Figure collection entries
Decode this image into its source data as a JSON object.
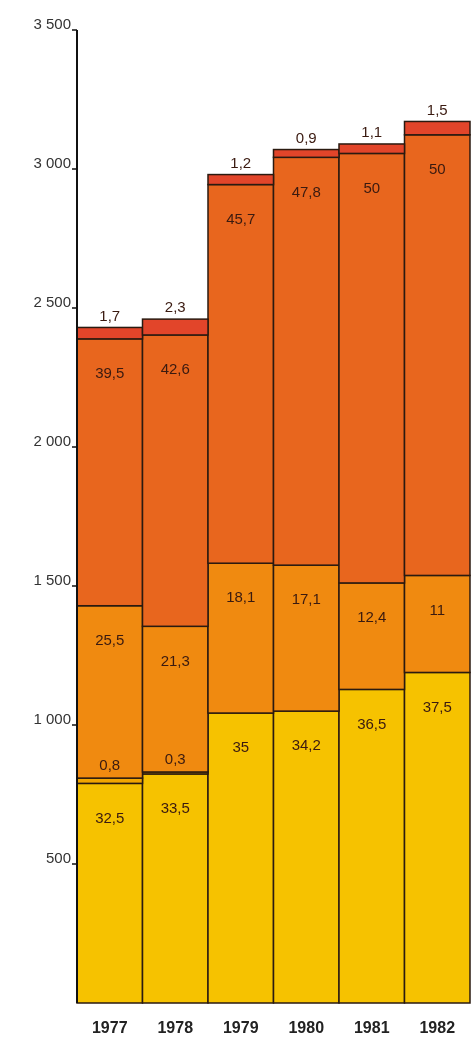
{
  "chart_data": {
    "type": "bar",
    "stacked": true,
    "categories": [
      "1977",
      "1978",
      "1979",
      "1980",
      "1981",
      "1982"
    ],
    "series": [
      {
        "color": "#f6c200",
        "values": [
          790,
          824,
          1043,
          1050,
          1128,
          1189
        ]
      },
      {
        "color": "#f2a600",
        "values": [
          19,
          7,
          null,
          null,
          null,
          null
        ]
      },
      {
        "color": "#f08a10",
        "values": [
          620,
          524,
          539,
          525,
          383,
          349
        ]
      },
      {
        "color": "#e8661e",
        "values": [
          960,
          1048,
          1362,
          1467,
          1545,
          1585
        ]
      },
      {
        "color": "#e2452a",
        "values": [
          41,
          57,
          36,
          28,
          34,
          48
        ]
      }
    ],
    "annotations": [
      {
        "text": "32,5",
        "x": "1977",
        "y": 790
      },
      {
        "text": "33,5",
        "x": "1978",
        "y": 824
      },
      {
        "text": "35",
        "x": "1979",
        "y": 1043
      },
      {
        "text": "34,2",
        "x": "1980",
        "y": 1050
      },
      {
        "text": "36,5",
        "x": "1981",
        "y": 1128
      },
      {
        "text": "37,5",
        "x": "1982",
        "y": 1189
      },
      {
        "text": "0,8",
        "x": "1977",
        "y": 809
      },
      {
        "text": "0,3",
        "x": "1978",
        "y": 831
      },
      {
        "text": "25,5",
        "x": "1977",
        "y": 1429
      },
      {
        "text": "21,3",
        "x": "1978",
        "y": 1355
      },
      {
        "text": "18,1",
        "x": "1979",
        "y": 1582
      },
      {
        "text": "17,1",
        "x": "1980",
        "y": 1575
      },
      {
        "text": "12,4",
        "x": "1981",
        "y": 1511
      },
      {
        "text": "11",
        "x": "1982",
        "y": 1538
      },
      {
        "text": "39,5",
        "x": "1977",
        "y": 2389
      },
      {
        "text": "42,6",
        "x": "1978",
        "y": 2403
      },
      {
        "text": "45,7",
        "x": "1979",
        "y": 2944
      },
      {
        "text": "47,8",
        "x": "1980",
        "y": 3042
      },
      {
        "text": "50",
        "x": "1981",
        "y": 3056
      },
      {
        "text": "50",
        "x": "1982",
        "y": 3123
      },
      {
        "text": "1,7",
        "x": "1977",
        "y": 2430
      },
      {
        "text": "2,3",
        "x": "1978",
        "y": 2460
      },
      {
        "text": "1,2",
        "x": "1979",
        "y": 2980
      },
      {
        "text": "0,9",
        "x": "1980",
        "y": 3070
      },
      {
        "text": "1,1",
        "x": "1981",
        "y": 3090
      },
      {
        "text": "1,5",
        "x": "1982",
        "y": 3171
      }
    ],
    "ylim": [
      0,
      3500
    ],
    "yticks": [
      {
        "value": 500,
        "label": "500"
      },
      {
        "value": 1000,
        "label": "1 000"
      },
      {
        "value": 1500,
        "label": "1 500"
      },
      {
        "value": 2000,
        "label": "2 000"
      },
      {
        "value": 2500,
        "label": "2 500"
      },
      {
        "value": 3000,
        "label": "3 000"
      },
      {
        "value": 3500,
        "label": "3 500"
      }
    ],
    "grid": false
  }
}
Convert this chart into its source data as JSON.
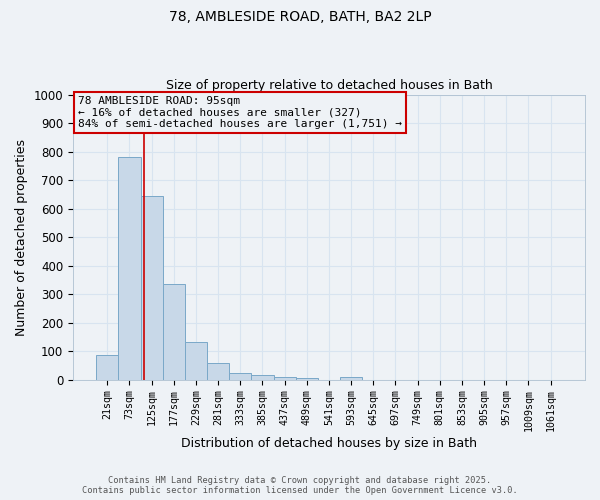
{
  "title1": "78, AMBLESIDE ROAD, BATH, BA2 2LP",
  "title2": "Size of property relative to detached houses in Bath",
  "xlabel": "Distribution of detached houses by size in Bath",
  "ylabel": "Number of detached properties",
  "bar_labels": [
    "21sqm",
    "73sqm",
    "125sqm",
    "177sqm",
    "229sqm",
    "281sqm",
    "333sqm",
    "385sqm",
    "437sqm",
    "489sqm",
    "541sqm",
    "593sqm",
    "645sqm",
    "697sqm",
    "749sqm",
    "801sqm",
    "853sqm",
    "905sqm",
    "957sqm",
    "1009sqm",
    "1061sqm"
  ],
  "bar_values": [
    85,
    780,
    645,
    335,
    133,
    57,
    24,
    18,
    10,
    6,
    0,
    10,
    0,
    0,
    0,
    0,
    0,
    0,
    0,
    0,
    0
  ],
  "bar_color": "#c8d8e8",
  "bar_edgecolor": "#7aa8c8",
  "ylim": [
    0,
    1000
  ],
  "yticks": [
    0,
    100,
    200,
    300,
    400,
    500,
    600,
    700,
    800,
    900,
    1000
  ],
  "red_line_x": 1.67,
  "annotation_title": "78 AMBLESIDE ROAD: 95sqm",
  "annotation_line1": "← 16% of detached houses are smaller (327)",
  "annotation_line2": "84% of semi-detached houses are larger (1,751) →",
  "annotation_color": "#cc0000",
  "footer1": "Contains HM Land Registry data © Crown copyright and database right 2025.",
  "footer2": "Contains public sector information licensed under the Open Government Licence v3.0.",
  "background_color": "#eef2f6",
  "grid_color": "#d8e4f0"
}
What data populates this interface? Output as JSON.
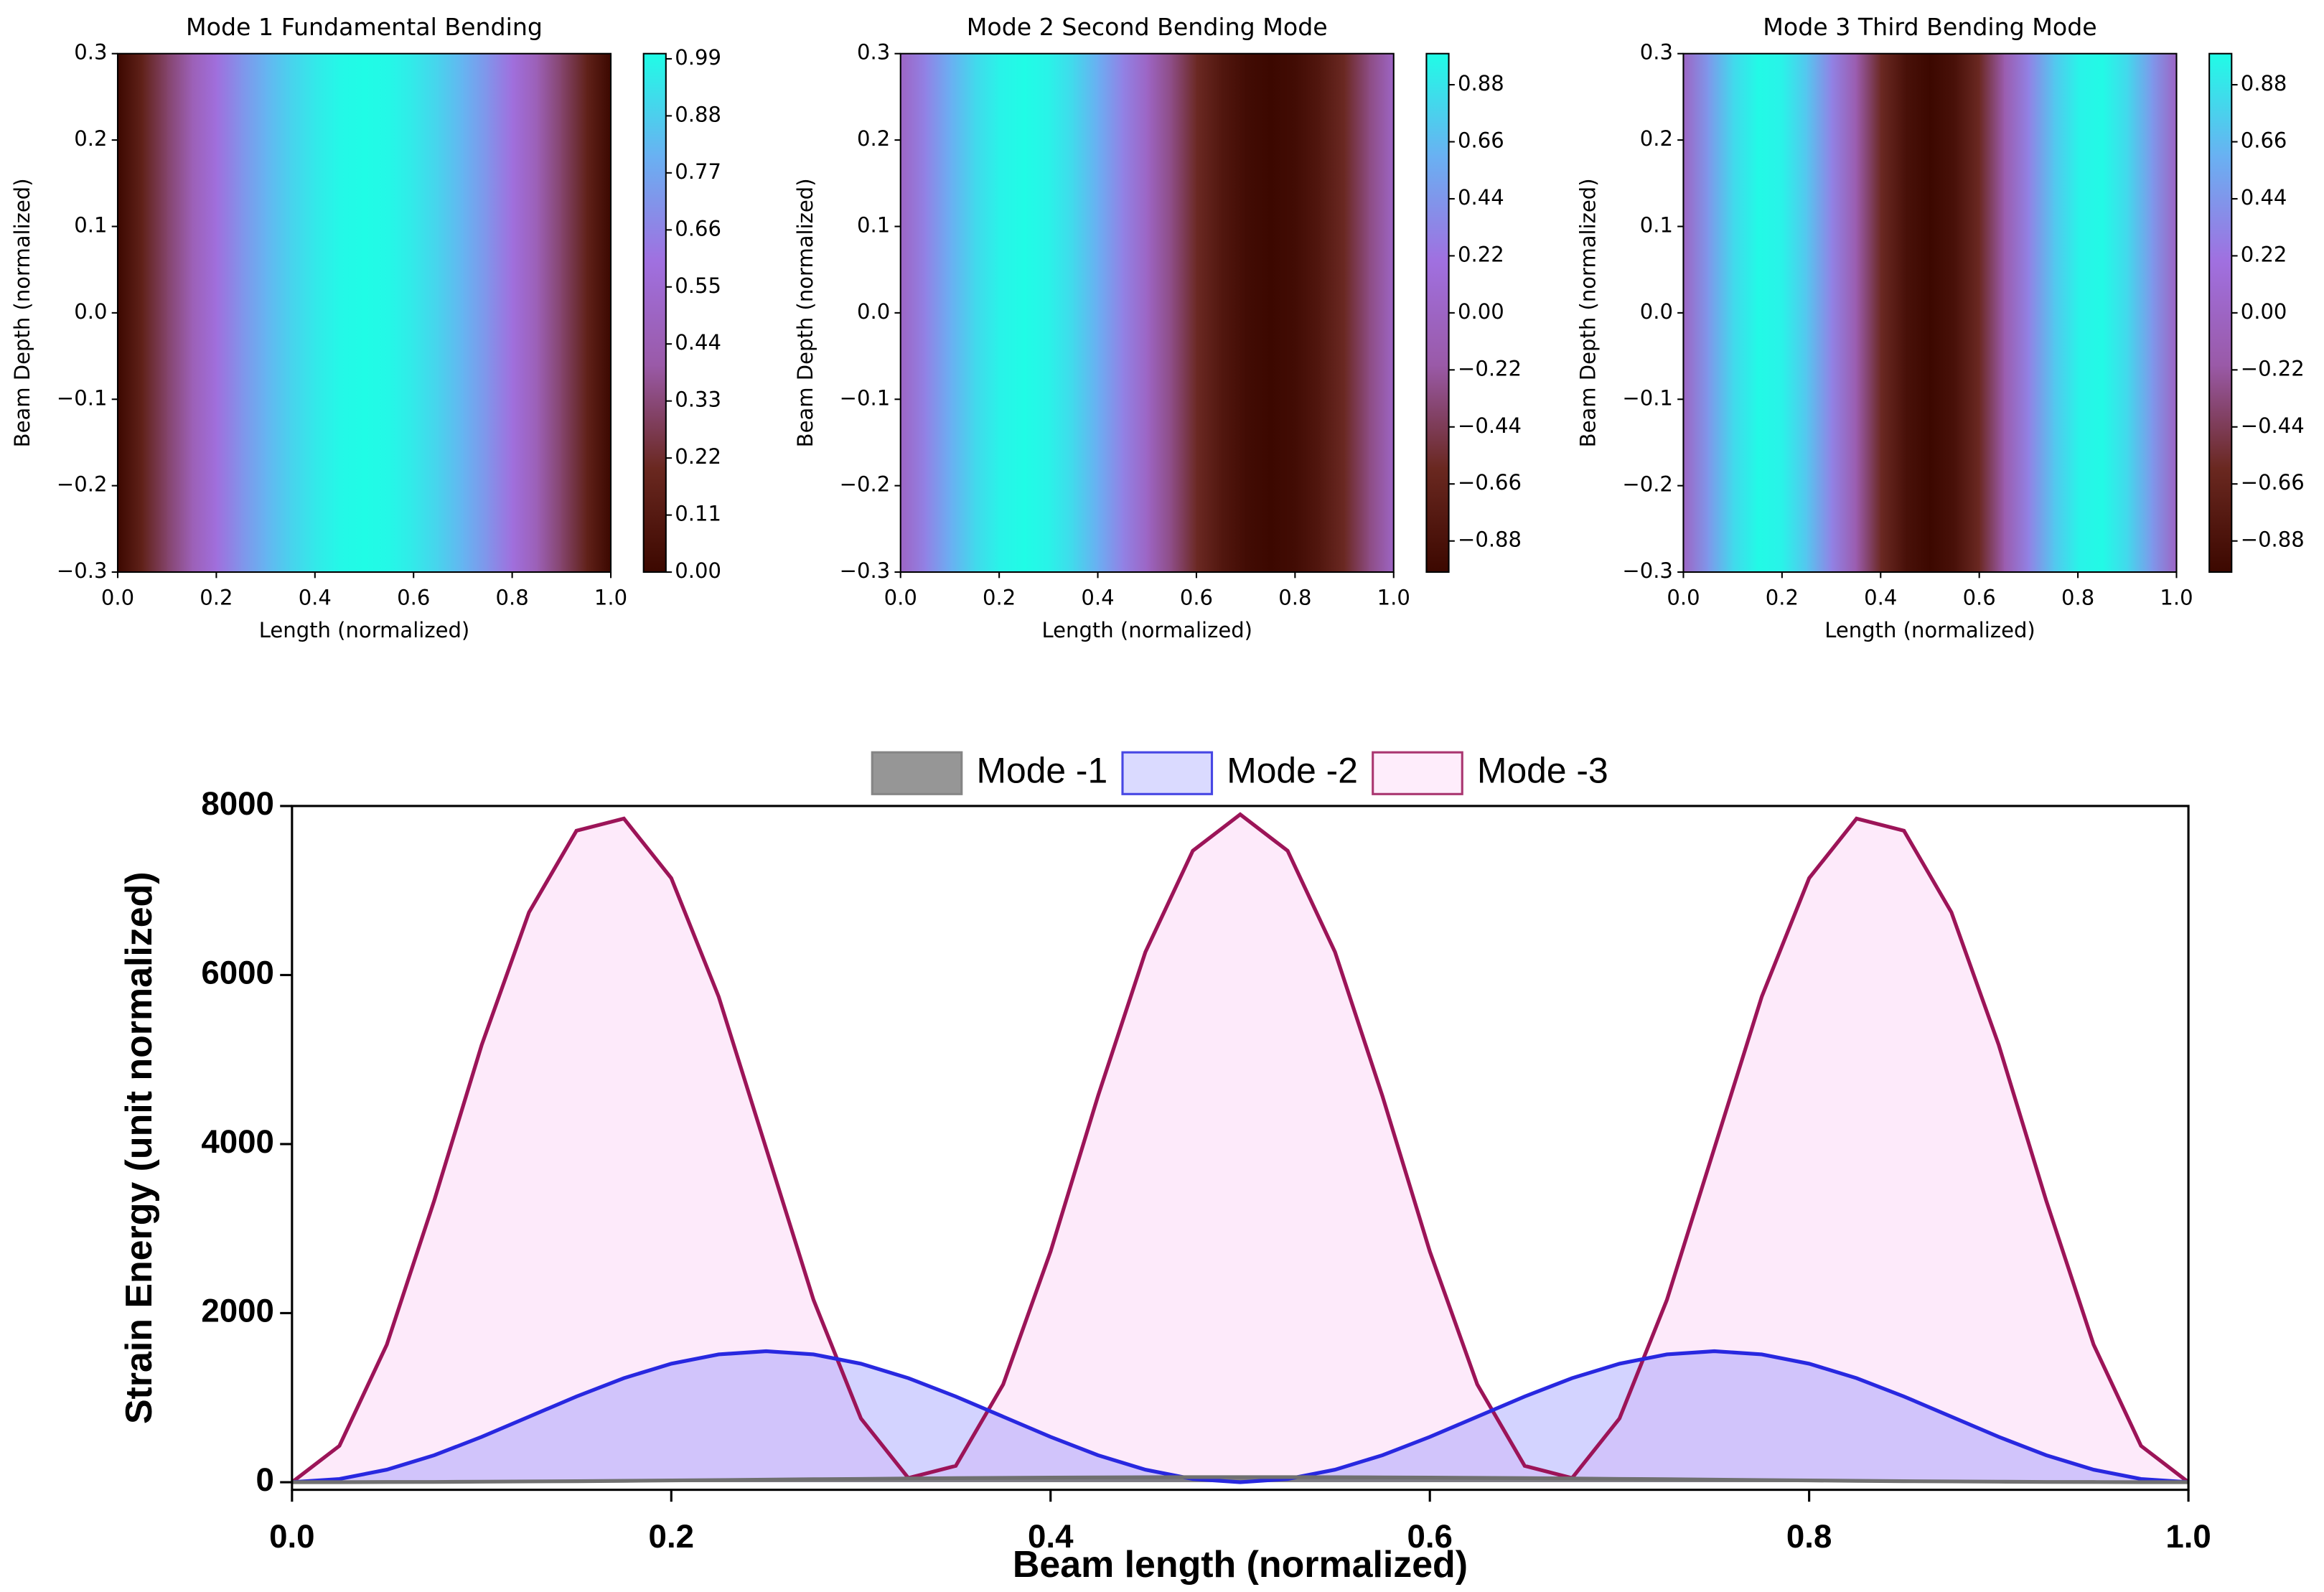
{
  "chart_data": [
    {
      "type": "heatmap",
      "title": "Mode 1 Fundamental Bending",
      "xlabel": "Length (normalized)",
      "ylabel": "Beam Depth (normalized)",
      "x": [
        0,
        0.05,
        0.1,
        0.15,
        0.2,
        0.25,
        0.3,
        0.35,
        0.4,
        0.45,
        0.5,
        0.55,
        0.6,
        0.65,
        0.7,
        0.75,
        0.8,
        0.85,
        0.9,
        0.95,
        1
      ],
      "values": [
        0,
        0.16,
        0.31,
        0.45,
        0.59,
        0.71,
        0.81,
        0.89,
        0.95,
        0.99,
        1,
        0.99,
        0.95,
        0.89,
        0.81,
        0.71,
        0.59,
        0.45,
        0.31,
        0.16,
        0
      ],
      "xlim": [
        0,
        1
      ],
      "ylim": [
        -0.3,
        0.3
      ],
      "xticks": [
        {
          "value": 0,
          "label": "0.0"
        },
        {
          "value": 0.2,
          "label": "0.2"
        },
        {
          "value": 0.4,
          "label": "0.4"
        },
        {
          "value": 0.6,
          "label": "0.6"
        },
        {
          "value": 0.8,
          "label": "0.8"
        },
        {
          "value": 1,
          "label": "1.0"
        }
      ],
      "yticks": [
        {
          "value": -0.3,
          "label": "−0.3"
        },
        {
          "value": -0.2,
          "label": "−0.2"
        },
        {
          "value": -0.1,
          "label": "−0.1"
        },
        {
          "value": 0,
          "label": "0.0"
        },
        {
          "value": 0.1,
          "label": "0.1"
        },
        {
          "value": 0.2,
          "label": "0.2"
        },
        {
          "value": 0.3,
          "label": "0.3"
        }
      ],
      "clim": [
        0,
        1
      ],
      "cticks": [
        {
          "value": 0,
          "label": "0.00"
        },
        {
          "value": 0.11,
          "label": "0.11"
        },
        {
          "value": 0.22,
          "label": "0.22"
        },
        {
          "value": 0.33,
          "label": "0.33"
        },
        {
          "value": 0.44,
          "label": "0.44"
        },
        {
          "value": 0.55,
          "label": "0.55"
        },
        {
          "value": 0.66,
          "label": "0.66"
        },
        {
          "value": 0.77,
          "label": "0.77"
        },
        {
          "value": 0.88,
          "label": "0.88"
        },
        {
          "value": 0.99,
          "label": "0.99"
        }
      ],
      "colormap": [
        "#3c0800",
        "#6a2820",
        "#9a5aa8",
        "#a070e0",
        "#6ab0f2",
        "#20fce6"
      ]
    },
    {
      "type": "heatmap",
      "title": "Mode 2 Second Bending Mode",
      "xlabel": "Length (normalized)",
      "ylabel": "Beam Depth (normalized)",
      "x": [
        0,
        0.05,
        0.1,
        0.15,
        0.2,
        0.25,
        0.3,
        0.35,
        0.4,
        0.45,
        0.5,
        0.55,
        0.6,
        0.65,
        0.7,
        0.75,
        0.8,
        0.85,
        0.9,
        0.95,
        1
      ],
      "values": [
        0,
        0.31,
        0.59,
        0.81,
        0.95,
        1,
        0.95,
        0.81,
        0.59,
        0.31,
        0,
        -0.31,
        -0.59,
        -0.81,
        -0.95,
        -1,
        -0.95,
        -0.81,
        -0.59,
        -0.31,
        0
      ],
      "xlim": [
        0,
        1
      ],
      "ylim": [
        -0.3,
        0.3
      ],
      "xticks": [
        {
          "value": 0,
          "label": "0.0"
        },
        {
          "value": 0.2,
          "label": "0.2"
        },
        {
          "value": 0.4,
          "label": "0.4"
        },
        {
          "value": 0.6,
          "label": "0.6"
        },
        {
          "value": 0.8,
          "label": "0.8"
        },
        {
          "value": 1,
          "label": "1.0"
        }
      ],
      "yticks": [
        {
          "value": -0.3,
          "label": "−0.3"
        },
        {
          "value": -0.2,
          "label": "−0.2"
        },
        {
          "value": -0.1,
          "label": "−0.1"
        },
        {
          "value": 0,
          "label": "0.0"
        },
        {
          "value": 0.1,
          "label": "0.1"
        },
        {
          "value": 0.2,
          "label": "0.2"
        },
        {
          "value": 0.3,
          "label": "0.3"
        }
      ],
      "clim": [
        -1,
        1
      ],
      "cticks": [
        {
          "value": -0.88,
          "label": "−0.88"
        },
        {
          "value": -0.66,
          "label": "−0.66"
        },
        {
          "value": -0.44,
          "label": "−0.44"
        },
        {
          "value": -0.22,
          "label": "−0.22"
        },
        {
          "value": 0,
          "label": "0.00"
        },
        {
          "value": 0.22,
          "label": "0.22"
        },
        {
          "value": 0.44,
          "label": "0.44"
        },
        {
          "value": 0.66,
          "label": "0.66"
        },
        {
          "value": 0.88,
          "label": "0.88"
        }
      ],
      "colormap": [
        "#3c0800",
        "#6a2820",
        "#9a5aa8",
        "#a070e0",
        "#6ab0f2",
        "#20fce6"
      ]
    },
    {
      "type": "heatmap",
      "title": "Mode 3 Third Bending Mode",
      "xlabel": "Length (normalized)",
      "ylabel": "Beam Depth (normalized)",
      "x": [
        0,
        0.05,
        0.1,
        0.15,
        0.2,
        0.25,
        0.3,
        0.35,
        0.4,
        0.45,
        0.5,
        0.55,
        0.6,
        0.65,
        0.7,
        0.75,
        0.8,
        0.85,
        0.9,
        0.95,
        1
      ],
      "values": [
        0,
        0.45,
        0.81,
        0.99,
        0.95,
        0.71,
        0.31,
        -0.16,
        -0.59,
        -0.89,
        -1,
        -0.89,
        -0.59,
        -0.16,
        0.31,
        0.71,
        0.95,
        0.99,
        0.81,
        0.45,
        0
      ],
      "xlim": [
        0,
        1
      ],
      "ylim": [
        -0.3,
        0.3
      ],
      "xticks": [
        {
          "value": 0,
          "label": "0.0"
        },
        {
          "value": 0.2,
          "label": "0.2"
        },
        {
          "value": 0.4,
          "label": "0.4"
        },
        {
          "value": 0.6,
          "label": "0.6"
        },
        {
          "value": 0.8,
          "label": "0.8"
        },
        {
          "value": 1,
          "label": "1.0"
        }
      ],
      "yticks": [
        {
          "value": -0.3,
          "label": "−0.3"
        },
        {
          "value": -0.2,
          "label": "−0.2"
        },
        {
          "value": -0.1,
          "label": "−0.1"
        },
        {
          "value": 0,
          "label": "0.0"
        },
        {
          "value": 0.1,
          "label": "0.1"
        },
        {
          "value": 0.2,
          "label": "0.2"
        },
        {
          "value": 0.3,
          "label": "0.3"
        }
      ],
      "clim": [
        -1,
        1
      ],
      "cticks": [
        {
          "value": -0.88,
          "label": "−0.88"
        },
        {
          "value": -0.66,
          "label": "−0.66"
        },
        {
          "value": -0.44,
          "label": "−0.44"
        },
        {
          "value": -0.22,
          "label": "−0.22"
        },
        {
          "value": 0,
          "label": "0.00"
        },
        {
          "value": 0.22,
          "label": "0.22"
        },
        {
          "value": 0.44,
          "label": "0.44"
        },
        {
          "value": 0.66,
          "label": "0.66"
        },
        {
          "value": 0.88,
          "label": "0.88"
        }
      ],
      "colormap": [
        "#3c0800",
        "#6a2820",
        "#9a5aa8",
        "#a070e0",
        "#6ab0f2",
        "#20fce6"
      ]
    },
    {
      "type": "area",
      "xlabel": "Beam length (normalized)",
      "ylabel": "Strain Energy (unit normalized)",
      "x": [
        0,
        0.025,
        0.05,
        0.075,
        0.1,
        0.125,
        0.15,
        0.175,
        0.2,
        0.225,
        0.25,
        0.275,
        0.3,
        0.325,
        0.35,
        0.375,
        0.4,
        0.425,
        0.45,
        0.475,
        0.5,
        0.525,
        0.55,
        0.575,
        0.6,
        0.625,
        0.65,
        0.675,
        0.7,
        0.725,
        0.75,
        0.775,
        0.8,
        0.825,
        0.85,
        0.875,
        0.9,
        0.925,
        0.95,
        0.975,
        1
      ],
      "series": [
        {
          "name": "Mode -1",
          "color": "#707070",
          "fill": "rgba(110,110,110,0.85)",
          "values": [
            0,
            0,
            2,
            3,
            6,
            9,
            12,
            16,
            21,
            25,
            30,
            35,
            39,
            44,
            48,
            51,
            54,
            57,
            59,
            60,
            60,
            60,
            59,
            57,
            54,
            51,
            48,
            44,
            39,
            35,
            30,
            25,
            21,
            16,
            12,
            9,
            6,
            3,
            2,
            0,
            0
          ]
        },
        {
          "name": "Mode -2",
          "color": "#2828e0",
          "fill": "rgba(110,110,255,0.3)",
          "values": [
            0,
            38,
            148,
            319,
            536,
            775,
            1014,
            1231,
            1402,
            1512,
            1550,
            1512,
            1402,
            1231,
            1014,
            775,
            536,
            319,
            148,
            38,
            0,
            38,
            148,
            319,
            536,
            775,
            1014,
            1231,
            1402,
            1512,
            1550,
            1512,
            1402,
            1231,
            1014,
            775,
            536,
            319,
            148,
            38,
            0
          ]
        },
        {
          "name": "Mode -3",
          "color": "#9c1458",
          "fill": "rgba(252,220,246,0.6)",
          "values": [
            0,
            430,
            1628,
            3332,
            5171,
            6743,
            7707,
            7851,
            7146,
            5743,
            3950,
            2157,
            754,
            49,
            193,
            1157,
            2729,
            4568,
            6272,
            7470,
            7900,
            7470,
            6272,
            4568,
            2729,
            1157,
            193,
            49,
            754,
            2157,
            3950,
            5743,
            7146,
            7851,
            7707,
            6743,
            5171,
            3332,
            1628,
            430,
            0
          ]
        }
      ],
      "xlim": [
        0,
        1
      ],
      "ylim": [
        -90,
        8000
      ],
      "xticks": [
        {
          "value": 0,
          "label": "0.0"
        },
        {
          "value": 0.2,
          "label": "0.2"
        },
        {
          "value": 0.4,
          "label": "0.4"
        },
        {
          "value": 0.6,
          "label": "0.6"
        },
        {
          "value": 0.8,
          "label": "0.8"
        },
        {
          "value": 1,
          "label": "1.0"
        }
      ],
      "yticks": [
        0,
        2000,
        4000,
        6000,
        8000
      ],
      "grid": false,
      "legend": "top"
    }
  ]
}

## Task requirements
Return the lines of the records that include the string "houses".

## Solution for this task
  "title2": "Size of property relative to detached houses in Bath",
  "xlabel": "Distribution of detached houses by size in Bath",
  "annotation_line1": "← 16% of detached houses are smaller (327)",
  "annotation_line2": "84% of semi-detached houses are larger (1,751) →",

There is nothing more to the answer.